• WORK TO DO: Return a copy of every line in the records that includes the word "this".
+++ ROWS +++
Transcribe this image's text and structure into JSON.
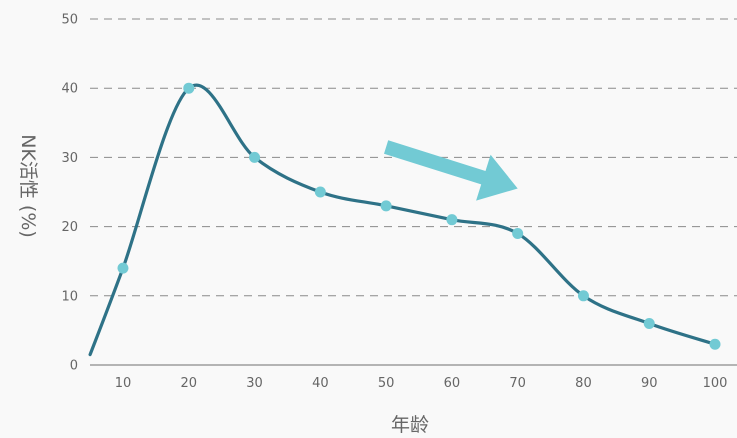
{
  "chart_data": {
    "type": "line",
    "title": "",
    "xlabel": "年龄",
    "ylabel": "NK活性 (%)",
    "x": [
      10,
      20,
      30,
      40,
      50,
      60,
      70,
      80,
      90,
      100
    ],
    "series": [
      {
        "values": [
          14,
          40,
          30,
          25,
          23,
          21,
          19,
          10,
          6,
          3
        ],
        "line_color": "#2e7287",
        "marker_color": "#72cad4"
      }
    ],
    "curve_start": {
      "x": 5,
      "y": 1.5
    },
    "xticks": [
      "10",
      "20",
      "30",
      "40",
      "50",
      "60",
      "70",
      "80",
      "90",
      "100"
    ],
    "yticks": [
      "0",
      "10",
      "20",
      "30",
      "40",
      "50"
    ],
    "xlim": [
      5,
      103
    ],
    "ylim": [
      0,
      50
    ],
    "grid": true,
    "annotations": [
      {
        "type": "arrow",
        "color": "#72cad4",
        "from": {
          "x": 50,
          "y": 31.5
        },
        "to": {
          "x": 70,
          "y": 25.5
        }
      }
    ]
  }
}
+++
+++ ROWS +++
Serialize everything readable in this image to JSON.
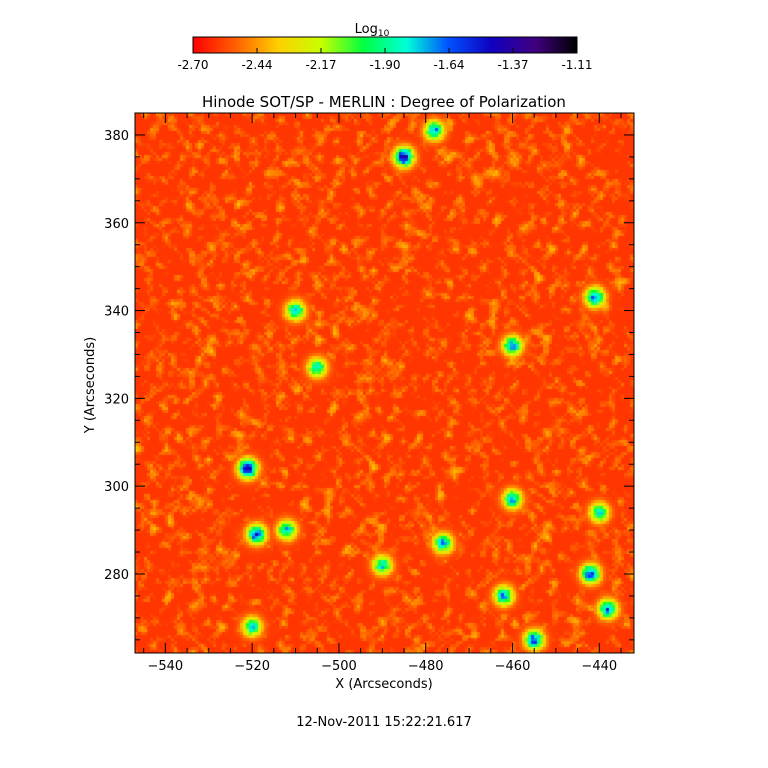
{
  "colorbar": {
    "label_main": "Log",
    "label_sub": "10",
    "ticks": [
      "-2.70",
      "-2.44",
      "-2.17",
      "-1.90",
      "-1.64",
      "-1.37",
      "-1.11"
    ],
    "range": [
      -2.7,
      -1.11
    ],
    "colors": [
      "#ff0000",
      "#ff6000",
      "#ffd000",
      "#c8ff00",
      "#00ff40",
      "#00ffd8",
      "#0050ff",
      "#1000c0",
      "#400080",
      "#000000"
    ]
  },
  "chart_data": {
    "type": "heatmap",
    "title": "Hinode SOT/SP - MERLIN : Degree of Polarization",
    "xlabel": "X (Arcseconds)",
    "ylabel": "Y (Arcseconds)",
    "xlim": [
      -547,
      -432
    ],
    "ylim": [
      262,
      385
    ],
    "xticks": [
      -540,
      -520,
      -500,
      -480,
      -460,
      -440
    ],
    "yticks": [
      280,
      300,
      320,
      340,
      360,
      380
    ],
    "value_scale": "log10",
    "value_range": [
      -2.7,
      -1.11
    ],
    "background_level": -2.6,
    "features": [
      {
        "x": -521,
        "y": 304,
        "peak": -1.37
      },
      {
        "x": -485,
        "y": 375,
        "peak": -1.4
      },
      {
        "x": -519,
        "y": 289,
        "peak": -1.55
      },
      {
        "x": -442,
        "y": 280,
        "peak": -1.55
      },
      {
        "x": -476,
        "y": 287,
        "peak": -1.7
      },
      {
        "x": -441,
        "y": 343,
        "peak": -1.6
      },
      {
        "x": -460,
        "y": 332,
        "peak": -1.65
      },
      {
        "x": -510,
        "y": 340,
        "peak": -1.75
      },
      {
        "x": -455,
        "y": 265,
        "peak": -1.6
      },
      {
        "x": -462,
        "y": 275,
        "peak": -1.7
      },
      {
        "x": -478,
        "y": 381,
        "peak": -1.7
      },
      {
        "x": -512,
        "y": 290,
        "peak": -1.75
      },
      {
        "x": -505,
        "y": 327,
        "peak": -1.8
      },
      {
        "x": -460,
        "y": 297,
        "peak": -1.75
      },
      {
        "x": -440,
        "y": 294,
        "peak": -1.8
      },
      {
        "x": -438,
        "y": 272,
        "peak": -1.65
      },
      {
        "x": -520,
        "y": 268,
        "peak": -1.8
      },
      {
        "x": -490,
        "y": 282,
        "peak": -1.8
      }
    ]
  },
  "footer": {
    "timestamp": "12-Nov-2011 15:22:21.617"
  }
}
+++
• REPLY TO THE EXERCISE:
Transcribe this image's text and structure into JSON.
Serialize everything readable in this image to JSON.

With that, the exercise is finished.